▸ **Work to do**: Quote the full listing word for word.

------------------------------------------------

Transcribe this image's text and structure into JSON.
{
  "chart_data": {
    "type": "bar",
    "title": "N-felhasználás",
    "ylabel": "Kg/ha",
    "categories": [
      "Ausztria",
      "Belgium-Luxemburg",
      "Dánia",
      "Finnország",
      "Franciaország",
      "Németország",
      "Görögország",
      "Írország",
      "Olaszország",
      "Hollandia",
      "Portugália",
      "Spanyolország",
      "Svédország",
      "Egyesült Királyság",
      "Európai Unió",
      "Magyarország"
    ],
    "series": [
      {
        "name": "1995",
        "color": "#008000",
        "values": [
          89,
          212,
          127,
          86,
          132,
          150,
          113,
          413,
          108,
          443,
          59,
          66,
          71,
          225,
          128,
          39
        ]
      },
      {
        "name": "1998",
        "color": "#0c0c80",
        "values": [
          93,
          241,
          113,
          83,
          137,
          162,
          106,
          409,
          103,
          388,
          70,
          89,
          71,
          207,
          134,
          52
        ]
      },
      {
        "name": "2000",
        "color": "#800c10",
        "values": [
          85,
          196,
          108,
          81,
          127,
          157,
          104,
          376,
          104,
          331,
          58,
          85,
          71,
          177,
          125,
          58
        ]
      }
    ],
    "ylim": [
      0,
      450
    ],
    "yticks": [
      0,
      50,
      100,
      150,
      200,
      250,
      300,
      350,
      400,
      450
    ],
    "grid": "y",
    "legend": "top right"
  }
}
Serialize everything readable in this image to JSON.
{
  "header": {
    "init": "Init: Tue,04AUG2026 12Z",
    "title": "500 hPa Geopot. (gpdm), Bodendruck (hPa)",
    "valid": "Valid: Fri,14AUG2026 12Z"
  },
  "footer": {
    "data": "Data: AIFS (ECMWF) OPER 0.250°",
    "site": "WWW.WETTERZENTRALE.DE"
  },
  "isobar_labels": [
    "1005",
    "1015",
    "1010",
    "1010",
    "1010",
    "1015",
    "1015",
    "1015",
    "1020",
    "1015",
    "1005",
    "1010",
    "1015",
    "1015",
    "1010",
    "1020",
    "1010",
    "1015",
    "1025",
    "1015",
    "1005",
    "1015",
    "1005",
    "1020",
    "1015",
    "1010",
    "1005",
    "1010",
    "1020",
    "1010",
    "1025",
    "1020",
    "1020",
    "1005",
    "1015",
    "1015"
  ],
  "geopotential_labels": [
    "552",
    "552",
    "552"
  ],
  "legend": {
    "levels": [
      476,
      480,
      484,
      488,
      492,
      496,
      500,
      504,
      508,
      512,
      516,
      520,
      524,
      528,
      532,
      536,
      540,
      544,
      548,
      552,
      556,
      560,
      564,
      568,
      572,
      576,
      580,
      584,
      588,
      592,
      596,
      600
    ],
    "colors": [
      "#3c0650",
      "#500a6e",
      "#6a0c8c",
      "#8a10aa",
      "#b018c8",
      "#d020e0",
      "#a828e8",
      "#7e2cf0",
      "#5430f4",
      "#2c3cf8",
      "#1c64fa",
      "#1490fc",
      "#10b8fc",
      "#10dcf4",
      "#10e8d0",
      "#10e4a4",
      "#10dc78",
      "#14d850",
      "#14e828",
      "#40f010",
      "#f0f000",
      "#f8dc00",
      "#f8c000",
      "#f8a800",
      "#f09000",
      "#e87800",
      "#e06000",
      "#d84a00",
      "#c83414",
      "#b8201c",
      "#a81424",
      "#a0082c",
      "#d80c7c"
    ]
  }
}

------------------------------------------------

▸ **Response to this exercise**:
Transcribe this image's text and structure into JSON.
{
  "chart_data": {
    "type": "bar",
    "title": "N-felhasználás",
    "ylabel": "Kg/ha",
    "categories": [
      "Ausztria",
      "Belgium-Luxemburg",
      "Dánia",
      "Finnország",
      "Franciaország",
      "Németország",
      "Görögország",
      "Írország",
      "Olaszország",
      "Hollandia",
      "Portugália",
      "Spanyolország",
      "Svédország",
      "Egyesült Királyság",
      "Európai Unió",
      "Magyarország"
    ],
    "series": [
      {
        "name": "1995",
        "color": "#008000",
        "values": [
          89,
          212,
          127,
          86,
          132,
          150,
          113,
          413,
          108,
          443,
          59,
          66,
          71,
          225,
          128,
          39
        ]
      },
      {
        "name": "1998",
        "color": "#0c0c80",
        "values": [
          93,
          241,
          113,
          83,
          137,
          162,
          106,
          409,
          103,
          388,
          70,
          89,
          71,
          207,
          134,
          52
        ]
      },
      {
        "name": "2000",
        "color": "#800c10",
        "values": [
          85,
          196,
          108,
          81,
          127,
          157,
          104,
          376,
          104,
          331,
          58,
          85,
          71,
          177,
          125,
          58
        ]
      }
    ],
    "ylim": [
      0,
      450
    ],
    "yticks": [
      0,
      50,
      100,
      150,
      200,
      250,
      300,
      350,
      400,
      450
    ],
    "grid": "y",
    "legend": "top right"
  }
}
Serialize everything readable in this image to JSON.
{
  "header": {
    "init": "Init: Tue,04AUG2026 12Z",
    "title": "500 hPa Geopot. (gpdm), Bodendruck (hPa)",
    "valid": "Valid: Fri,14AUG2026 12Z"
  },
  "footer": {
    "data": "Data: AIFS (ECMWF) OPER 0.250°",
    "site": "WWW.WETTERZENTRALE.DE"
  },
  "isobar_labels": [
    "1005",
    "1015",
    "1010",
    "1010",
    "1010",
    "1015",
    "1015",
    "1015",
    "1020",
    "1015",
    "1005",
    "1010",
    "1015",
    "1015",
    "1010",
    "1020",
    "1010",
    "1015",
    "1025",
    "1015",
    "1005",
    "1015",
    "1005",
    "1020",
    "1015",
    "1010",
    "1005",
    "1010",
    "1020",
    "1010",
    "1025",
    "1020",
    "1020",
    "1005",
    "1015",
    "1015"
  ],
  "geopotential_labels": [
    "552",
    "552",
    "552"
  ],
  "legend": {
    "levels": [
      476,
      480,
      484,
      488,
      492,
      496,
      500,
      504,
      508,
      512,
      516,
      520,
      524,
      528,
      532,
      536,
      540,
      544,
      548,
      552,
      556,
      560,
      564,
      568,
      572,
      576,
      580,
      584,
      588,
      592,
      596,
      600
    ],
    "colors": [
      "#3c0650",
      "#500a6e",
      "#6a0c8c",
      "#8a10aa",
      "#b018c8",
      "#d020e0",
      "#a828e8",
      "#7e2cf0",
      "#5430f4",
      "#2c3cf8",
      "#1c64fa",
      "#1490fc",
      "#10b8fc",
      "#10dcf4",
      "#10e8d0",
      "#10e4a4",
      "#10dc78",
      "#14d850",
      "#14e828",
      "#40f010",
      "#f0f000",
      "#f8dc00",
      "#f8c000",
      "#f8a800",
      "#f09000",
      "#e87800",
      "#e06000",
      "#d84a00",
      "#c83414",
      "#b8201c",
      "#a81424",
      "#a0082c",
      "#d80c7c"
    ]
  }
}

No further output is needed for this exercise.